EXERCICE ▸ D'après l'extrait sur Venise, depuis combien de temps a-t-on voulu clore ce chapitre ?

---------- EXTRAIT DU TEXTE

Le sort commun de l’exception

 

LAISSONS NOTRE PROMESSE DE NY PAS REVENIR (dans ces pages) : Venise, pour mille raisons que nous avons dites, n’est pas un chapitre que l’on clôt aisément. Non seulement parce qu’il est agréable de rendre hommage à ce qu’on aime par des textes ou des images qui savent l’envisager comme il convient, mais parce que c’est précisément un chapitre qu’on a voulu clore depuis deux bons siècles, et que le nôtre enferme dans un bocal stérilisé ; et qu’un destin si concerté vaut qu’on proteste contre l’opercule. 

Inutile de revenir sur ce que nous avons écrit de l’apport de Venise à la pensée de la ville, et surtout à la considération de ce que deviennent les villes aujourd’hui. L’antidote qu’elle constitue, il convient seulement de savoir pourquoi il ne risque guère de sortir de la pharmacie où on l’a enfermé. 

La chose vient de loin ; et c’est assez loin en effet qu’on ira la chercher.

--------------------
---------- DONNÉES D'ENTRÉE

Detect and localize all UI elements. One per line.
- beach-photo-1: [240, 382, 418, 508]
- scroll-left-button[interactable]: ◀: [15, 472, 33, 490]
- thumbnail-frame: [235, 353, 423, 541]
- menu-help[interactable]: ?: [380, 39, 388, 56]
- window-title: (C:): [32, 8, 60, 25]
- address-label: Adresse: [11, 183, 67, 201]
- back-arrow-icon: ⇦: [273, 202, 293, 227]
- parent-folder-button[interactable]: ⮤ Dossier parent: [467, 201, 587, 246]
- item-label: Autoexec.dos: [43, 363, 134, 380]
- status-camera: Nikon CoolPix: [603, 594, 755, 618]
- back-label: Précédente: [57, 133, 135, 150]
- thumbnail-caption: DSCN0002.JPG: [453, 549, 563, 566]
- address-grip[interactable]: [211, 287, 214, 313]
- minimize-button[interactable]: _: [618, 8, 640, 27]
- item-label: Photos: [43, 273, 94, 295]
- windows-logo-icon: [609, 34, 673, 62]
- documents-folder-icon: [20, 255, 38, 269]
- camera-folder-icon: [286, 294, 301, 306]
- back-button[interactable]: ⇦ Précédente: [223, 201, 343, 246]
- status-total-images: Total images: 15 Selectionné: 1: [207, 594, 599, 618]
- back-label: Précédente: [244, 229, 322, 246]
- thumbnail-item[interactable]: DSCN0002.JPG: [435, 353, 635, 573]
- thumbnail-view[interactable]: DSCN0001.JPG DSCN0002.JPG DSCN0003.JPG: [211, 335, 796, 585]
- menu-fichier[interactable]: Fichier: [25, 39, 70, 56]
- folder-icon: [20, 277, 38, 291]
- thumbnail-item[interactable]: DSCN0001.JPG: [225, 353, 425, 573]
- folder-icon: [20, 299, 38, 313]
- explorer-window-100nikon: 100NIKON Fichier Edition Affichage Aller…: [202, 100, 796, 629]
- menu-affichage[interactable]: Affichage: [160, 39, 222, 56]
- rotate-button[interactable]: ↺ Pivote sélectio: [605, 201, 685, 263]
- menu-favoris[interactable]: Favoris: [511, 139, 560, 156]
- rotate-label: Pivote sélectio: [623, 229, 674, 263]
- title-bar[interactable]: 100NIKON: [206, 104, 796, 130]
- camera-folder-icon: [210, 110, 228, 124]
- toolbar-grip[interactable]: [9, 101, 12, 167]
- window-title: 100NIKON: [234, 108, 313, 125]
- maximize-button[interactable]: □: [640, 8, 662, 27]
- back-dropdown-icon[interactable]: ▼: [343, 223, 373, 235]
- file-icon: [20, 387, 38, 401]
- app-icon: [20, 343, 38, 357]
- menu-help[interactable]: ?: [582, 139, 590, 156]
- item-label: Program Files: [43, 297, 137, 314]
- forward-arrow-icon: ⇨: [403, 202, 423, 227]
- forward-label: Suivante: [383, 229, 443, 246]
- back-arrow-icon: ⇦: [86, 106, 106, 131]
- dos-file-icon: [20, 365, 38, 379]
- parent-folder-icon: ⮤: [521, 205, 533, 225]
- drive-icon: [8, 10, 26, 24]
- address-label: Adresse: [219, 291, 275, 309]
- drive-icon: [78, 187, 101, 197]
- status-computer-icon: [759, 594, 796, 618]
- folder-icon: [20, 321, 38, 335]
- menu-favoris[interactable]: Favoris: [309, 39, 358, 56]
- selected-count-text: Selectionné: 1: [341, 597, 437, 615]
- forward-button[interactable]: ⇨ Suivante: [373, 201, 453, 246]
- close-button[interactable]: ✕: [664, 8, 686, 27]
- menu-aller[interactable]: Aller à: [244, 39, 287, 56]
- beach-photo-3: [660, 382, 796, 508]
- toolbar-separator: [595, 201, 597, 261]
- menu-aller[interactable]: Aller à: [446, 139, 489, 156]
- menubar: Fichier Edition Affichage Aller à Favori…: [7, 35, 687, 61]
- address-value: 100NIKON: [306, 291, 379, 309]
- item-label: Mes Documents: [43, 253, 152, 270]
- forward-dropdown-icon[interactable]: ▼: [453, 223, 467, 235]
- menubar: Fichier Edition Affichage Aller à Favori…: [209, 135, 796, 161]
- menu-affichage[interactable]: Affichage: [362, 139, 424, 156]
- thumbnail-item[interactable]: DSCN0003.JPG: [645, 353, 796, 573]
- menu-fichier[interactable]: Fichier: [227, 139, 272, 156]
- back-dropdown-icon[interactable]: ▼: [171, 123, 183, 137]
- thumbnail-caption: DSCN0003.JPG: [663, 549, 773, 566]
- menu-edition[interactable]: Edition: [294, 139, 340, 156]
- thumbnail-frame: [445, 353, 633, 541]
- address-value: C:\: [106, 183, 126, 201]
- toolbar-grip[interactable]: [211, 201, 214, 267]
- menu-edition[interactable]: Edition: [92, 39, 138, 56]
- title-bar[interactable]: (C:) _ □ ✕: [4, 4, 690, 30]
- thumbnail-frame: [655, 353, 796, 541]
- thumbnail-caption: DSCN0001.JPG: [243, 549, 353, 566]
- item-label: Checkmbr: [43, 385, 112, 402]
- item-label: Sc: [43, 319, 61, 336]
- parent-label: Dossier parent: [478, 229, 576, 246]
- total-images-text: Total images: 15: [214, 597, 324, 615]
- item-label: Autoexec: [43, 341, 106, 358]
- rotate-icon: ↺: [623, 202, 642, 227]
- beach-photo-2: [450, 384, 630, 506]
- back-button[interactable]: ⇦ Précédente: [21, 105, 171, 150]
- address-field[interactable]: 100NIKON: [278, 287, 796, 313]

--------------------

CORRIGÉ ▸ Depuis deux bons siècles.